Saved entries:
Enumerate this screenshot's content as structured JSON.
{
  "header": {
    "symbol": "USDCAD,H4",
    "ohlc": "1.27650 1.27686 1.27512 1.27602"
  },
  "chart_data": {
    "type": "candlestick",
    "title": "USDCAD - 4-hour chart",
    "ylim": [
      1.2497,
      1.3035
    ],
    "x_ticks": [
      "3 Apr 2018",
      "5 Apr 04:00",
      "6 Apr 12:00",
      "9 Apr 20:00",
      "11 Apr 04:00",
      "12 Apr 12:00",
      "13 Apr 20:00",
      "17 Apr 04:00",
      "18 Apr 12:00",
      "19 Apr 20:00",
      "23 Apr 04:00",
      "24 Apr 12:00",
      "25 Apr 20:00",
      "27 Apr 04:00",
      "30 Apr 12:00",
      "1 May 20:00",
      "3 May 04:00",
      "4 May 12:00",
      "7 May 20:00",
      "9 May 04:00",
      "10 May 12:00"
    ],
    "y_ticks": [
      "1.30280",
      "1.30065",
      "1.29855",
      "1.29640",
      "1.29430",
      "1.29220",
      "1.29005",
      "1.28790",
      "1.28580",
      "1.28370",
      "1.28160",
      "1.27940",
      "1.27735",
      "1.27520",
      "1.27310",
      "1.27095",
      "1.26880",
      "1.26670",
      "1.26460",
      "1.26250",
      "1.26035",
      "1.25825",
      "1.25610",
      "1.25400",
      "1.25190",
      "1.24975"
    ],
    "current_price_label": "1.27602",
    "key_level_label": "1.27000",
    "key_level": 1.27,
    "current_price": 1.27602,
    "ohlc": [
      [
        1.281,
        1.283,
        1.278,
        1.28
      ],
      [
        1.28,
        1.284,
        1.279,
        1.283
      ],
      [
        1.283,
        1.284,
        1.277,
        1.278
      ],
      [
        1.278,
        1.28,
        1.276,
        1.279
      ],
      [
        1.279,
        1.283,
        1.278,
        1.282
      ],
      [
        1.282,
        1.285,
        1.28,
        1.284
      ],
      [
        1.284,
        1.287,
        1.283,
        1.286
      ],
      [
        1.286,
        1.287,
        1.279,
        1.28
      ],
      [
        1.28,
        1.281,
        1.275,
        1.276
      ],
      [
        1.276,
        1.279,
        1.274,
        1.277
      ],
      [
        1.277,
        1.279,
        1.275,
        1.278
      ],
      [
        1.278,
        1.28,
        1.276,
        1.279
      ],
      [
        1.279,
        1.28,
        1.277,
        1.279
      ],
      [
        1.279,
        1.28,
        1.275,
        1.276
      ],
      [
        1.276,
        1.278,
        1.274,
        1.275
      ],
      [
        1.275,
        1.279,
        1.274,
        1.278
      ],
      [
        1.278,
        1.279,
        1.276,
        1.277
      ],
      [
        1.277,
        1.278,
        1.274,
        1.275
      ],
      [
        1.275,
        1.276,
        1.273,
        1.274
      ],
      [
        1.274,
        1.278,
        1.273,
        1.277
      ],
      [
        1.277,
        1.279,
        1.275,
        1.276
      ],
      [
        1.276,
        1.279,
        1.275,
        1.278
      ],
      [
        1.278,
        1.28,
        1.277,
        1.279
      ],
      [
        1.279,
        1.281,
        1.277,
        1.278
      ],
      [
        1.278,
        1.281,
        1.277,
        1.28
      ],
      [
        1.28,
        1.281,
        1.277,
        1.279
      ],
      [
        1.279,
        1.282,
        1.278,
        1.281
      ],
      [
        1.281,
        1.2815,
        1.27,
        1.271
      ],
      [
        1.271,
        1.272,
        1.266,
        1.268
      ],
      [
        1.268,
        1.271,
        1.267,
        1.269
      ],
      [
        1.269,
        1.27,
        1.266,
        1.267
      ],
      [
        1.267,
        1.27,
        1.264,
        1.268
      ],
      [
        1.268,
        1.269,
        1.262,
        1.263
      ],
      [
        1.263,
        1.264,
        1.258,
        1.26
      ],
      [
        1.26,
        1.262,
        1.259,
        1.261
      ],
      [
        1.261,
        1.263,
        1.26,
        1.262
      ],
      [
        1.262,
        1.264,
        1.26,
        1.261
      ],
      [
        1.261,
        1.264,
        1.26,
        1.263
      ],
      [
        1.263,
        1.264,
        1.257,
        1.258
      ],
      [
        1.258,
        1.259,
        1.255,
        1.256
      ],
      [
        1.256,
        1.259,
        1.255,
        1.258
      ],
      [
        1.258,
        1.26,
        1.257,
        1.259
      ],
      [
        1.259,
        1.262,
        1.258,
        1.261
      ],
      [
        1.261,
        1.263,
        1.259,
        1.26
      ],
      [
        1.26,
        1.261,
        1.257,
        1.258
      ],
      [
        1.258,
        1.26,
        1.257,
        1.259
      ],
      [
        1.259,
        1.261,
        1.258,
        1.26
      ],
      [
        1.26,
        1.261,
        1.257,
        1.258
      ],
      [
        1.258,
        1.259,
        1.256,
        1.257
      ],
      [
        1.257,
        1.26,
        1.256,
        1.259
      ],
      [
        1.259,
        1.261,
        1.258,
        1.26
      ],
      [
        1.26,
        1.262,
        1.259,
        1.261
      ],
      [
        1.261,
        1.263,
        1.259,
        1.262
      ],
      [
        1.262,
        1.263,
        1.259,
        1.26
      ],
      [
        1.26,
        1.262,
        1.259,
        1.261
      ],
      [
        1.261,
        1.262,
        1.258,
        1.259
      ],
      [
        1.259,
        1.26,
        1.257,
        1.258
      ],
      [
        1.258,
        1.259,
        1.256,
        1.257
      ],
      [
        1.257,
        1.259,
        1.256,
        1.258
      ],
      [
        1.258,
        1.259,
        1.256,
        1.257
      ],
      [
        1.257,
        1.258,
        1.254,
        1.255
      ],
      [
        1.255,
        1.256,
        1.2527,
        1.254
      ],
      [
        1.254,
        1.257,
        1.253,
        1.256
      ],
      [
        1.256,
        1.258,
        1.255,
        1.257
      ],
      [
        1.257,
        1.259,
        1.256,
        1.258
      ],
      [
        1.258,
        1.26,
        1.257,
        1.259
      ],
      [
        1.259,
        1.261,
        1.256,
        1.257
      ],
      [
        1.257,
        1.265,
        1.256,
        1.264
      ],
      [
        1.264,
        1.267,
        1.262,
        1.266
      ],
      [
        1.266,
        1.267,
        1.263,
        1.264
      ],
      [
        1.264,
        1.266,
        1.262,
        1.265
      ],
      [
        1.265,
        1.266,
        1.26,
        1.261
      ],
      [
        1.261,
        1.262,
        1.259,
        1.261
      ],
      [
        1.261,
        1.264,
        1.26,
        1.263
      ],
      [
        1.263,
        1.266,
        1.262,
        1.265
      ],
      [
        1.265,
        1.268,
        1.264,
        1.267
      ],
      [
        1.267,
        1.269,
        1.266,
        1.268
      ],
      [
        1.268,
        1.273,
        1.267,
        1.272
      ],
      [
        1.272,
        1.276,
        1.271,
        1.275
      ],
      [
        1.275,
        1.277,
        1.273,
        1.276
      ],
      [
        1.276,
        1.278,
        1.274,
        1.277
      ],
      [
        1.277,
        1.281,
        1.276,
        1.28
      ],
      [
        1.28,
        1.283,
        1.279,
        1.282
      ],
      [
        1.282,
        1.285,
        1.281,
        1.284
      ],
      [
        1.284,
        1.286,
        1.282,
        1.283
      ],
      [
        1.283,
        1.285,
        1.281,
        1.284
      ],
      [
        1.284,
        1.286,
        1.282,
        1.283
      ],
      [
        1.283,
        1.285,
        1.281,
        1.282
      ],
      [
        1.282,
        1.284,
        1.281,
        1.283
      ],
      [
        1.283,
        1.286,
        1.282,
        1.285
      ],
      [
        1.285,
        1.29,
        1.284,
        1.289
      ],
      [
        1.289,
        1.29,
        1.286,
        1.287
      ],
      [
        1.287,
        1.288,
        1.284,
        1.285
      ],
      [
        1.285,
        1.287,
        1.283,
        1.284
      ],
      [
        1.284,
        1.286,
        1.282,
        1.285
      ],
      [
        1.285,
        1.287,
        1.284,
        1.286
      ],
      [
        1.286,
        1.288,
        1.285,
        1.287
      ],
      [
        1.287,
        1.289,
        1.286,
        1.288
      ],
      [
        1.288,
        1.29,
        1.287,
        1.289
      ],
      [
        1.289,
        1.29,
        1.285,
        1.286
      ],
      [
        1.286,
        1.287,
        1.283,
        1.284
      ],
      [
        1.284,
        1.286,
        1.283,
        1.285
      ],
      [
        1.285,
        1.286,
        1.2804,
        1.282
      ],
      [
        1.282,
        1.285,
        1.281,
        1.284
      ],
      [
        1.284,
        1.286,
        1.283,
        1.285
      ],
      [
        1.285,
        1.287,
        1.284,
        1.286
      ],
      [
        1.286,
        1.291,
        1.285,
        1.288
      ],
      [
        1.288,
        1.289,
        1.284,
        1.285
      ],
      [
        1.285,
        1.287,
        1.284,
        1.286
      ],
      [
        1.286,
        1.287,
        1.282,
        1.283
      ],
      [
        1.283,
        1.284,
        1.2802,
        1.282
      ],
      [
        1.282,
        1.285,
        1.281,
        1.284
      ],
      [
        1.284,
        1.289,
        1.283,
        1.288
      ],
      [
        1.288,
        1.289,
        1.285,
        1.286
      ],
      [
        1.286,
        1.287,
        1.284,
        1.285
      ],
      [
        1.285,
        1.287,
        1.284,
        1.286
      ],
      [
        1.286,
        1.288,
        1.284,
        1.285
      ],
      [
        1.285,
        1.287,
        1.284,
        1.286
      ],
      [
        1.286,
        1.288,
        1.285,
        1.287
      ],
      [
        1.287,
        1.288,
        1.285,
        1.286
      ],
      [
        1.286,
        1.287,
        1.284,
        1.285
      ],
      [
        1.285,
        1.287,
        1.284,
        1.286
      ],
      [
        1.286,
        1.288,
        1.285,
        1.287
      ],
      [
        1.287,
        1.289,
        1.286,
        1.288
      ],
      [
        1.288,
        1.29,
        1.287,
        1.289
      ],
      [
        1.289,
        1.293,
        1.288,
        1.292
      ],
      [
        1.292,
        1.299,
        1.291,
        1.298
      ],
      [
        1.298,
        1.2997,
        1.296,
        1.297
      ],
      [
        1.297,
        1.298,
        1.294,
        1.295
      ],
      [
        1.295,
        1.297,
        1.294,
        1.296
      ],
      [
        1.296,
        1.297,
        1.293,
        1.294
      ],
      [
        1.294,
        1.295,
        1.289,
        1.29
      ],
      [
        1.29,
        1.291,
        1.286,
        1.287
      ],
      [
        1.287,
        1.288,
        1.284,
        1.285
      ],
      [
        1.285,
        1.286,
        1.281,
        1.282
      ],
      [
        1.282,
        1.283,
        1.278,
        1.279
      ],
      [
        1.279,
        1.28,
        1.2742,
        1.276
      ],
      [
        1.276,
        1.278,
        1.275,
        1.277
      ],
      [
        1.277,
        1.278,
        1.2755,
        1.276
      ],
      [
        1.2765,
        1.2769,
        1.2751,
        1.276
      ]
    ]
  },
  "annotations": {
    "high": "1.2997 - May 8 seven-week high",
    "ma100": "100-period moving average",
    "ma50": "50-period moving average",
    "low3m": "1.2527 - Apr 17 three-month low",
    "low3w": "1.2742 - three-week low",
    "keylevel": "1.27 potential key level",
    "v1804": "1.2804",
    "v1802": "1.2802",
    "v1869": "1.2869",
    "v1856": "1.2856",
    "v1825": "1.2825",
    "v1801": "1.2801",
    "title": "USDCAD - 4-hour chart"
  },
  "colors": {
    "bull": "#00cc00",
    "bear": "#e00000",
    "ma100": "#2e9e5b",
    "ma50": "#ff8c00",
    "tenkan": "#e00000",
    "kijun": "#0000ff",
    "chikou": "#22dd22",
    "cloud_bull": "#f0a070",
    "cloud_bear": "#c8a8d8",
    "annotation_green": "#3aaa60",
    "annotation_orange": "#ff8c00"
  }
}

* [Written request]
Select and copy every line from the records that includes the word "period".

* [Answer in full]
    "ma100": "100-period moving average",
    "ma50": "50-period moving average",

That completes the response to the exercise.